* **Task brief**
Wherever the word "nlinked" shows up in a line, please copy that line.

* **Records**
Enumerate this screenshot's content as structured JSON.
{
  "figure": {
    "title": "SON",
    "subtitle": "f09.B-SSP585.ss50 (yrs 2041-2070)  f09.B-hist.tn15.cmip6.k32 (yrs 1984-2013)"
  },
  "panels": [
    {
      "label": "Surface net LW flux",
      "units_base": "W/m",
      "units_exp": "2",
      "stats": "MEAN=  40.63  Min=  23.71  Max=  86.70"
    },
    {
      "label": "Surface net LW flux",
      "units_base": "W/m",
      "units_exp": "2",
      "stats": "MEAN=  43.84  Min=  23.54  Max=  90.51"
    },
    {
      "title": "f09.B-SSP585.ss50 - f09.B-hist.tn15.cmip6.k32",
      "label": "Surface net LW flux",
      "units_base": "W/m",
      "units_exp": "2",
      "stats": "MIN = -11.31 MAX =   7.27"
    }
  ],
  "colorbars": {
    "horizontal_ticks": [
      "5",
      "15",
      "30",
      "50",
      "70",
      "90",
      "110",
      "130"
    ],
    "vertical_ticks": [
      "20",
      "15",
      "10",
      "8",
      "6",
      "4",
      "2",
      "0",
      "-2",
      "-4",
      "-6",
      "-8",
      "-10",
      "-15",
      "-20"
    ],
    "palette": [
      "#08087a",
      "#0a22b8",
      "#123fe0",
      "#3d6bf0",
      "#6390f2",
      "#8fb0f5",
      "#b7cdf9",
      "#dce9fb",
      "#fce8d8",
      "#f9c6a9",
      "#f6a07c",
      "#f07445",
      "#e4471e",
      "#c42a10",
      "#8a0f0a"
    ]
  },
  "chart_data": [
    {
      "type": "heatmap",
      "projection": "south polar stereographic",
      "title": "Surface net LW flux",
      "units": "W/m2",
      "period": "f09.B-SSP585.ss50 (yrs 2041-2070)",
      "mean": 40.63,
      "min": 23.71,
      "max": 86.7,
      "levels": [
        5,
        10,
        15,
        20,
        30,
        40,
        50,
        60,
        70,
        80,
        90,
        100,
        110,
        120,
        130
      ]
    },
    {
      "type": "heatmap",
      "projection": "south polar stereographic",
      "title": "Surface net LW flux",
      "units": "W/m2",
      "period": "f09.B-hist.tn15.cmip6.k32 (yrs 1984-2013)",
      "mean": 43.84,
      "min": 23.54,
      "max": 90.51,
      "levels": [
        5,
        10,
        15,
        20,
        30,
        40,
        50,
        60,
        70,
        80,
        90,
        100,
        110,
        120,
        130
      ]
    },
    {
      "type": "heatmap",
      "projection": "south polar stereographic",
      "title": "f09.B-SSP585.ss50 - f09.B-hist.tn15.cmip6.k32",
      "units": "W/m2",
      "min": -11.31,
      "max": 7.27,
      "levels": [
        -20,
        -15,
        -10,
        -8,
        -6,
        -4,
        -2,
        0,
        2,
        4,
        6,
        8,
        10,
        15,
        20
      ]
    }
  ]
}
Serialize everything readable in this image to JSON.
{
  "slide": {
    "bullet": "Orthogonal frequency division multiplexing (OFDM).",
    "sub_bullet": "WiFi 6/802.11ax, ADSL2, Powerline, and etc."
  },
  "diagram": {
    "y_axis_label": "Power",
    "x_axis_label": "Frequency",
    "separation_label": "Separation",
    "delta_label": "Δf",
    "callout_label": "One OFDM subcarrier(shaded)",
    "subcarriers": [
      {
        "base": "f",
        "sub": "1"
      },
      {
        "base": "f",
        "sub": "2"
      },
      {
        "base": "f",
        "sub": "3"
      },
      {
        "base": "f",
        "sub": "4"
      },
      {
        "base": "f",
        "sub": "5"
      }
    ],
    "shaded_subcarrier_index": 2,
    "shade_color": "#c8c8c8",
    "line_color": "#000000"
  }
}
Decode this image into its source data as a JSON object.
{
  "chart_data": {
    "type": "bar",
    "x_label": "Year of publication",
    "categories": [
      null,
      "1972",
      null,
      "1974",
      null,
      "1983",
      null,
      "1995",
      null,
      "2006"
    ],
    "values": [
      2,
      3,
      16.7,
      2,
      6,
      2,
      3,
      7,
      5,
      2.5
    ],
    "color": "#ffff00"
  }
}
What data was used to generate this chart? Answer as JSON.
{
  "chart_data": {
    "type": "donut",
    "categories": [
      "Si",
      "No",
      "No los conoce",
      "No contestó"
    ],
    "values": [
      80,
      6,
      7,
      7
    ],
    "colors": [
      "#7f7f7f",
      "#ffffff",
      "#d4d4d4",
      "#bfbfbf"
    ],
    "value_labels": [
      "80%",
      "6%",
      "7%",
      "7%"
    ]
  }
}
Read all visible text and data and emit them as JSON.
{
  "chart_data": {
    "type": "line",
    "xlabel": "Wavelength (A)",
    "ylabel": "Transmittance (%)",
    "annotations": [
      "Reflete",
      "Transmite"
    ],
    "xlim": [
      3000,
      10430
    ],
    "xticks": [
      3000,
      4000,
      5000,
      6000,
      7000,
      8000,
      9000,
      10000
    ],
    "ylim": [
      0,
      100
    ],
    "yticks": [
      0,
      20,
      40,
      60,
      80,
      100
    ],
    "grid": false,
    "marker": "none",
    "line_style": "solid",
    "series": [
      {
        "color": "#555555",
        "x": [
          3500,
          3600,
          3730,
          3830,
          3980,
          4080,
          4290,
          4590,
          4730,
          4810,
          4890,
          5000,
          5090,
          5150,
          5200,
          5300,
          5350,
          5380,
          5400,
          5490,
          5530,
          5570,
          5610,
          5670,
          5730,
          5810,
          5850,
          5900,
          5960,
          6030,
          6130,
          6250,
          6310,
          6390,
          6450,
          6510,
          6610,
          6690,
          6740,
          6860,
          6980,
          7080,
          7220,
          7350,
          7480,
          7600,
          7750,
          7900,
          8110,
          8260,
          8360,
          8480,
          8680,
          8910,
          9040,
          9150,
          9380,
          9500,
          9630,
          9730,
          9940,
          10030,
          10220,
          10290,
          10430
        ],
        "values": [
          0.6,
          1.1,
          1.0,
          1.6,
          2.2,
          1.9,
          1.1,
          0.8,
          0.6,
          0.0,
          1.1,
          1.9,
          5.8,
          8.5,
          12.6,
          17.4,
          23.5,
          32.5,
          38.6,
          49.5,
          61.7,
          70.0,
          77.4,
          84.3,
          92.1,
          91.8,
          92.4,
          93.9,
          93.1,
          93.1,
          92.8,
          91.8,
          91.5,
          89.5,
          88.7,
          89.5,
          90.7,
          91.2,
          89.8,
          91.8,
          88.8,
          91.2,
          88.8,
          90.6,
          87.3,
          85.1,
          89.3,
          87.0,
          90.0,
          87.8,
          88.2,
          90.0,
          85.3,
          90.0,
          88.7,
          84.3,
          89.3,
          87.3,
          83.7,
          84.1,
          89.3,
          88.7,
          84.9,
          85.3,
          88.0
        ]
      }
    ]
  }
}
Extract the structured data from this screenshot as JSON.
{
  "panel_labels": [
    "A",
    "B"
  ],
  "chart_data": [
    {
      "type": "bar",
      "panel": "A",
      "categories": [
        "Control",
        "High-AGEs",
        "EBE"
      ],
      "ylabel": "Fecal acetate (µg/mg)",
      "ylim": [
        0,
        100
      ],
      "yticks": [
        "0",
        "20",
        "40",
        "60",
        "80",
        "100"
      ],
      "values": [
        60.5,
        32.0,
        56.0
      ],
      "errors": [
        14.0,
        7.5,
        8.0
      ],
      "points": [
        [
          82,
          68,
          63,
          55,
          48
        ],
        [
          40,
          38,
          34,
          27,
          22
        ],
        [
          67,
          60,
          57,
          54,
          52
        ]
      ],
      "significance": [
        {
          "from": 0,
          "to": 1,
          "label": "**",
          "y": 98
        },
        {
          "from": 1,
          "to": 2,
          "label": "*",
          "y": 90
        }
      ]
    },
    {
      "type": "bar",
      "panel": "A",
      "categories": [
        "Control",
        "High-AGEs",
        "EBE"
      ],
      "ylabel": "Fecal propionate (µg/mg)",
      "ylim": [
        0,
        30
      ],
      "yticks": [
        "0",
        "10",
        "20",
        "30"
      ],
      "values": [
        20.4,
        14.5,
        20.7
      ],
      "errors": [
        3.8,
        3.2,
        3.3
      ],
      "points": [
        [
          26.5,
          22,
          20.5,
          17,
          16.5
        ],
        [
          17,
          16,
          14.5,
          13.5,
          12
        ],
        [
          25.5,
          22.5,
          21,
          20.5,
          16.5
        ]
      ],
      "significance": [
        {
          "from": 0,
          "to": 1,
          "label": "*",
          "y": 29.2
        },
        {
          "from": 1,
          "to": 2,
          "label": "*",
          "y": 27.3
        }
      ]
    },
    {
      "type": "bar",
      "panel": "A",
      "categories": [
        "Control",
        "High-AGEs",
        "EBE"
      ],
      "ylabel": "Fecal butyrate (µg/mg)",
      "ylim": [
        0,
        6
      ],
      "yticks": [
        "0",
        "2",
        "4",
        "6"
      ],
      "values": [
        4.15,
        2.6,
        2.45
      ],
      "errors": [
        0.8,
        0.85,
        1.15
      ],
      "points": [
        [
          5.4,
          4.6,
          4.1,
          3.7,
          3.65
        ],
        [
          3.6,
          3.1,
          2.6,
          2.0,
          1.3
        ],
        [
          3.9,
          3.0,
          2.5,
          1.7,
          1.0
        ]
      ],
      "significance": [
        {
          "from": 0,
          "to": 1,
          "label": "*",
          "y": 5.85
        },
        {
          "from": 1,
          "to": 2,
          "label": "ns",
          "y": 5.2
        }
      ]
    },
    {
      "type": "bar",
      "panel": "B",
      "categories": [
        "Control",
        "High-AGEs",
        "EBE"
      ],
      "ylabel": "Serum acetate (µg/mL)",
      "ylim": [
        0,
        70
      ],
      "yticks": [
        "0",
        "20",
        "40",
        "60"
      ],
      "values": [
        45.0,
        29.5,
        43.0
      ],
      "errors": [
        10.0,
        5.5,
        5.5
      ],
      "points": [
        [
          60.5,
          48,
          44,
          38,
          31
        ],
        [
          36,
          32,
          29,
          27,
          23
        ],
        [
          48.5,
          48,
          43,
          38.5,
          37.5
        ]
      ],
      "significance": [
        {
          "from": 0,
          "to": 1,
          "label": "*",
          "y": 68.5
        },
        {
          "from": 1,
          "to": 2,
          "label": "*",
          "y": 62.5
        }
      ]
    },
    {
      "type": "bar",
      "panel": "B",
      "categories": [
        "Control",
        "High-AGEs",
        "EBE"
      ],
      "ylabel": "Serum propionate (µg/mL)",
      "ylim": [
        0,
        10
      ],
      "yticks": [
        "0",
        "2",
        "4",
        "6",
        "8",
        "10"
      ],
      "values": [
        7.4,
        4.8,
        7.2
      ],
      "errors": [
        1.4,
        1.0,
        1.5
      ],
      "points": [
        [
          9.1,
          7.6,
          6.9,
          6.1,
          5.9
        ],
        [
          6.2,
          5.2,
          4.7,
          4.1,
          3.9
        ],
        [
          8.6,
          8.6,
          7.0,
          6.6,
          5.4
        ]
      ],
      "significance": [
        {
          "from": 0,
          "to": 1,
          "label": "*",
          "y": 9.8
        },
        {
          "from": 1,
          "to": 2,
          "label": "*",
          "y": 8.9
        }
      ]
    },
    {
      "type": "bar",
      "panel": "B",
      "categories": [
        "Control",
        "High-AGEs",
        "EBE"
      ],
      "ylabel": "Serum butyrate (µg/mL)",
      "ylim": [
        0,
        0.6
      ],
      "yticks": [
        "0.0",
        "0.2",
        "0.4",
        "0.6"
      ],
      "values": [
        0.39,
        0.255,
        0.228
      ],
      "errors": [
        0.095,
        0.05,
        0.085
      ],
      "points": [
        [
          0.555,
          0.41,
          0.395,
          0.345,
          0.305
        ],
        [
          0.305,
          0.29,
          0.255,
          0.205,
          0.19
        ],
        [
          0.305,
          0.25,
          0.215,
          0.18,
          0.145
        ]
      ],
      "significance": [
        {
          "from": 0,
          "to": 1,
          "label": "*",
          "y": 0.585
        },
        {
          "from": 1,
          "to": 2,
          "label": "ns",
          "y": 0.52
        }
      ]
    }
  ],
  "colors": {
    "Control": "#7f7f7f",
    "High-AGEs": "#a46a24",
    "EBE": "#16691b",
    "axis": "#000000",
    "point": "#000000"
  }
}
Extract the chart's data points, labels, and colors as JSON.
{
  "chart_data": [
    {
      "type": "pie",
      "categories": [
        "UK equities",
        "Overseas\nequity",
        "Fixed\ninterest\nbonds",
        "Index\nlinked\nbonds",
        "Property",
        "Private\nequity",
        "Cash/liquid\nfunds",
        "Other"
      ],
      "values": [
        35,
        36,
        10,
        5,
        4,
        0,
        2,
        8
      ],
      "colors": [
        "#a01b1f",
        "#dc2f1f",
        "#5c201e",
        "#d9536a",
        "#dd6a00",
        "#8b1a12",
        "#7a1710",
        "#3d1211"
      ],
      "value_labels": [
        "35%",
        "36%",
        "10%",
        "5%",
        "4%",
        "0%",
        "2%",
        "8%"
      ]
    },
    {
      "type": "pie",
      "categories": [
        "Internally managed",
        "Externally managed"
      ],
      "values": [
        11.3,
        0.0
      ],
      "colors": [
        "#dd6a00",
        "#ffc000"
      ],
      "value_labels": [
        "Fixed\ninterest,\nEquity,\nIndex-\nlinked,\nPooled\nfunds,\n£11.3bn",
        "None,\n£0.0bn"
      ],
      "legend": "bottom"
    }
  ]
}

* **Finished answer**
        "Index\nlinked\nbonds",
        "Fixed\ninterest,\nEquity,\nIndex-\nlinked,\nPooled\nfunds,\n£11.3bn",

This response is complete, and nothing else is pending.